** Stated task **
Go through the entries below and collect each line with the string "mantissa" in it.

══ Records provided ══

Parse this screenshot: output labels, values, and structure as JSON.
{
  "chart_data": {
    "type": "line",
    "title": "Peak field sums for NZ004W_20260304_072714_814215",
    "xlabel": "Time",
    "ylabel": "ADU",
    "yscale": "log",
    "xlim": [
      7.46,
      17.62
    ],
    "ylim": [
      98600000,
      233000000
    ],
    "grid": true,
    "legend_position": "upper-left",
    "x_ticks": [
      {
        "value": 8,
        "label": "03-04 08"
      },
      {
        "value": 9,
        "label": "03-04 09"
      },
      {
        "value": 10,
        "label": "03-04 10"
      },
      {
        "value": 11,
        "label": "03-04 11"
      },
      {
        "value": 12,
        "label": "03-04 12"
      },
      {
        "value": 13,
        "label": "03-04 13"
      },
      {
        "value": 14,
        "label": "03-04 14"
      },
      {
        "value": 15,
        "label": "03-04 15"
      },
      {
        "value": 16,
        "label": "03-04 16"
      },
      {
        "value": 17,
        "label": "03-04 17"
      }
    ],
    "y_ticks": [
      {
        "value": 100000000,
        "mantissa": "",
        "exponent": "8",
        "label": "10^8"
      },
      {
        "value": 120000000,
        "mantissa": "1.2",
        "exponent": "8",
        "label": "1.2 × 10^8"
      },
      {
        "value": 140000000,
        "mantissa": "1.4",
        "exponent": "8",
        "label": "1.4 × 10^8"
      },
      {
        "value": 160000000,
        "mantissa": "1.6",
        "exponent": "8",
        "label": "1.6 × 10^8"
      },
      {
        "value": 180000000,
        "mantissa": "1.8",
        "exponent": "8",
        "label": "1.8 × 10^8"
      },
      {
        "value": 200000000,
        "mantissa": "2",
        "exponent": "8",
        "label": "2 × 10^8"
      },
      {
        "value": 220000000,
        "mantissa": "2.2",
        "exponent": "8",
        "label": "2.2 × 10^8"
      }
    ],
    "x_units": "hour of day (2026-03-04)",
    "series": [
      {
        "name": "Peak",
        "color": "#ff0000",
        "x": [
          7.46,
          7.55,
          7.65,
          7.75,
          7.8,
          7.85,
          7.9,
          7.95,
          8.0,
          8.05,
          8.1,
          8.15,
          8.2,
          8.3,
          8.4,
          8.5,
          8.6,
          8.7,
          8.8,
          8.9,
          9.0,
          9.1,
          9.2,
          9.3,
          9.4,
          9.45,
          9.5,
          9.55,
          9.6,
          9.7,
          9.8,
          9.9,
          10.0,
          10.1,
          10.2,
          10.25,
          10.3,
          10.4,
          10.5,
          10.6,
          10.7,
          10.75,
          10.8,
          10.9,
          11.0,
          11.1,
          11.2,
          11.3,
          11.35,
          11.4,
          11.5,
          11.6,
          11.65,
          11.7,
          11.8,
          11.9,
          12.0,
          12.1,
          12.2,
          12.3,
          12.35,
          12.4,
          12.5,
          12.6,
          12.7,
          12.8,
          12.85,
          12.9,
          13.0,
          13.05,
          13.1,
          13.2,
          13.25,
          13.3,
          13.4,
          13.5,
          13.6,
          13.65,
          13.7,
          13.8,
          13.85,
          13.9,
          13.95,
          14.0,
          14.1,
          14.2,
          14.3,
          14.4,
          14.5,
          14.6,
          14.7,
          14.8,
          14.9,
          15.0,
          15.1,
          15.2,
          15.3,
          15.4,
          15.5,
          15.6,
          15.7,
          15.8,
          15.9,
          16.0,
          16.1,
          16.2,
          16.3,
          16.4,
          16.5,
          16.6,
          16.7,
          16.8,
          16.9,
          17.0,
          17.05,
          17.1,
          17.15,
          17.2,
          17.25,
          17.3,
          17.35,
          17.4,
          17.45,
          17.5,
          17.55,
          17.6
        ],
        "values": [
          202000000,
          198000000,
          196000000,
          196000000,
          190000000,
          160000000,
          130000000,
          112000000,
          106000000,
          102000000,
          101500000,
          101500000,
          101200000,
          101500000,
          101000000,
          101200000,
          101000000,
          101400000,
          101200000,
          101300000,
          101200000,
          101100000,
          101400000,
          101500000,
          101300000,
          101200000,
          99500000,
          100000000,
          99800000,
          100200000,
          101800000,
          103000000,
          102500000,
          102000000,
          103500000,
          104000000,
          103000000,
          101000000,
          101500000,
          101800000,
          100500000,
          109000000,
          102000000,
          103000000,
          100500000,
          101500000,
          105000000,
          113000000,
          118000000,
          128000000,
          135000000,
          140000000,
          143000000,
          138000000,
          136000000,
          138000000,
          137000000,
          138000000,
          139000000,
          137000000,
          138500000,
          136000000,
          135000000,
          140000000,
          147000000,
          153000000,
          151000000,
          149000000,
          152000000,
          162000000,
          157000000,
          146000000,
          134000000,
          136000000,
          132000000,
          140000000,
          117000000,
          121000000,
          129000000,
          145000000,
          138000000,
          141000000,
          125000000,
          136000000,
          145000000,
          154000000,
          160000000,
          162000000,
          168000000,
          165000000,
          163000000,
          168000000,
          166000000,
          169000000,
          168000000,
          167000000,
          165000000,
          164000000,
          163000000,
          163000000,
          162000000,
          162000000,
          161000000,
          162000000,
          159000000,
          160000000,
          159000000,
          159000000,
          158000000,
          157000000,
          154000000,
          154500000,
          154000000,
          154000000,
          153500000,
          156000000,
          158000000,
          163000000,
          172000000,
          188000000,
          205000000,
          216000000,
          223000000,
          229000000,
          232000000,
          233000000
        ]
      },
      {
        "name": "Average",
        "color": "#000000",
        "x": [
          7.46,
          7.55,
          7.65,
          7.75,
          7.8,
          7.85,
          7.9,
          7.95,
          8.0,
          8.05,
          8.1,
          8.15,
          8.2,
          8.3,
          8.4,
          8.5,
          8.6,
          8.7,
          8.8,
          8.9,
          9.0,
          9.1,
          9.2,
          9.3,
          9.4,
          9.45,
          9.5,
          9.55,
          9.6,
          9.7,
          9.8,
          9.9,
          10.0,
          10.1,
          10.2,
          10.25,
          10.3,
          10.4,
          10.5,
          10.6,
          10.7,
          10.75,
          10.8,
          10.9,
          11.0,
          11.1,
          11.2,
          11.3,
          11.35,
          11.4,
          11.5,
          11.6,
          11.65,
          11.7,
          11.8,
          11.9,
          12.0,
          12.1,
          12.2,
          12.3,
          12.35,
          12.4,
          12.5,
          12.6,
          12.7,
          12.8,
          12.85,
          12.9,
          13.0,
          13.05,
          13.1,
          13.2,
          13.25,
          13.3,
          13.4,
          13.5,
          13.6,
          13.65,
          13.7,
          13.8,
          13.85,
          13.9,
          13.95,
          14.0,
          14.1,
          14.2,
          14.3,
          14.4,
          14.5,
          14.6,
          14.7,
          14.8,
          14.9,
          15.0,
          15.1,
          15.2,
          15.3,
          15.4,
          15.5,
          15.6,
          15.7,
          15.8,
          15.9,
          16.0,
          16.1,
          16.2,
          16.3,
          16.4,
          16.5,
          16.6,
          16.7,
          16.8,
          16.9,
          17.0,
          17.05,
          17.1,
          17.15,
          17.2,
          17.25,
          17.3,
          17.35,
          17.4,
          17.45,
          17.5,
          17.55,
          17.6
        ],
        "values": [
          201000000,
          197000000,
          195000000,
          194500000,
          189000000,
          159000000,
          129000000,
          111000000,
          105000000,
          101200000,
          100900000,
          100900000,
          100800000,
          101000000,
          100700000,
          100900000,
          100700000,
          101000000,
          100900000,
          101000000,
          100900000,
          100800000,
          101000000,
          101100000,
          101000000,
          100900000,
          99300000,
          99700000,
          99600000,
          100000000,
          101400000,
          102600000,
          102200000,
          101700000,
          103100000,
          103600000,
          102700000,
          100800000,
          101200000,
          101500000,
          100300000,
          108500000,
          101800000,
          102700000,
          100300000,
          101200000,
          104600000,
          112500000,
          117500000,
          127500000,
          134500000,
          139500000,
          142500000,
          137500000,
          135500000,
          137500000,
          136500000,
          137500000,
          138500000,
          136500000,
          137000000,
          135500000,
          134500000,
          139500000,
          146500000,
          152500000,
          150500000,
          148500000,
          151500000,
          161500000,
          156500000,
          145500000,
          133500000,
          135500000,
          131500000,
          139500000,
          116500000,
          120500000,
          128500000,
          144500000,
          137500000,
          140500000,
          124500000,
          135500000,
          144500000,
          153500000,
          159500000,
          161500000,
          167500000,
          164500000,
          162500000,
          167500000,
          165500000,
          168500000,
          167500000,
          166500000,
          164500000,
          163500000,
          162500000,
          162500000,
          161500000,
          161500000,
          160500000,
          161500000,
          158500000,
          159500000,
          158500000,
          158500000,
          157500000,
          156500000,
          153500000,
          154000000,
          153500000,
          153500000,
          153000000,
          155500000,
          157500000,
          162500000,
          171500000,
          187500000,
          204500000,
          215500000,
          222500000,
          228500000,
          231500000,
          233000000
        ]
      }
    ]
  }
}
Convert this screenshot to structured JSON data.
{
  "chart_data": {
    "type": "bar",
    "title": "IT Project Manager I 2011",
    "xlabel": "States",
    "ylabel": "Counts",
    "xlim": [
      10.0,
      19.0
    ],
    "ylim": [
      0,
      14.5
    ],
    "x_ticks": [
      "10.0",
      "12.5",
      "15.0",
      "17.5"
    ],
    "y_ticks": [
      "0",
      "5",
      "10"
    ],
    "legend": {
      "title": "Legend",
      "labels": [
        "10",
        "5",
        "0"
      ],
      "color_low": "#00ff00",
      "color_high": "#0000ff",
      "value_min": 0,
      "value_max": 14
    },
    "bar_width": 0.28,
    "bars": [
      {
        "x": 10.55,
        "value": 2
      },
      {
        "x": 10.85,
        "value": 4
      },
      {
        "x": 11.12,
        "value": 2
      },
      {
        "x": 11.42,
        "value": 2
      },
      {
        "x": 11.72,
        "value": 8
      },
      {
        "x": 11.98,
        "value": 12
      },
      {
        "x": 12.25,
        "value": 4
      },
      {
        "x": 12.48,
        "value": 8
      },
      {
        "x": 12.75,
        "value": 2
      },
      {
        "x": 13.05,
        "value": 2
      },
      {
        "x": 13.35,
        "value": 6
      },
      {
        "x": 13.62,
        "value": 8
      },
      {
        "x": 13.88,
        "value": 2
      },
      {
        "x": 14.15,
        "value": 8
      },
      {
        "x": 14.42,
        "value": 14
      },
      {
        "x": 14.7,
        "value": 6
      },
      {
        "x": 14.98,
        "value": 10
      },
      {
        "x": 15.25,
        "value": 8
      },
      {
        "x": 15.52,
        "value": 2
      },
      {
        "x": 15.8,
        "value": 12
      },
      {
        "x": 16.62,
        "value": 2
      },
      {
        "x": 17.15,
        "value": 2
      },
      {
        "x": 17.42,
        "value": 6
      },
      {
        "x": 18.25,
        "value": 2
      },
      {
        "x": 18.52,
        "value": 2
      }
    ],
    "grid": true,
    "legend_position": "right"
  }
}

═══

** Reply to the exercise **
        "mantissa": "",
        "mantissa": "1.2",
        "mantissa": "1.4",
        "mantissa": "1.6",
        "mantissa": "1.8",
        "mantissa": "2",
        "mantissa": "2.2",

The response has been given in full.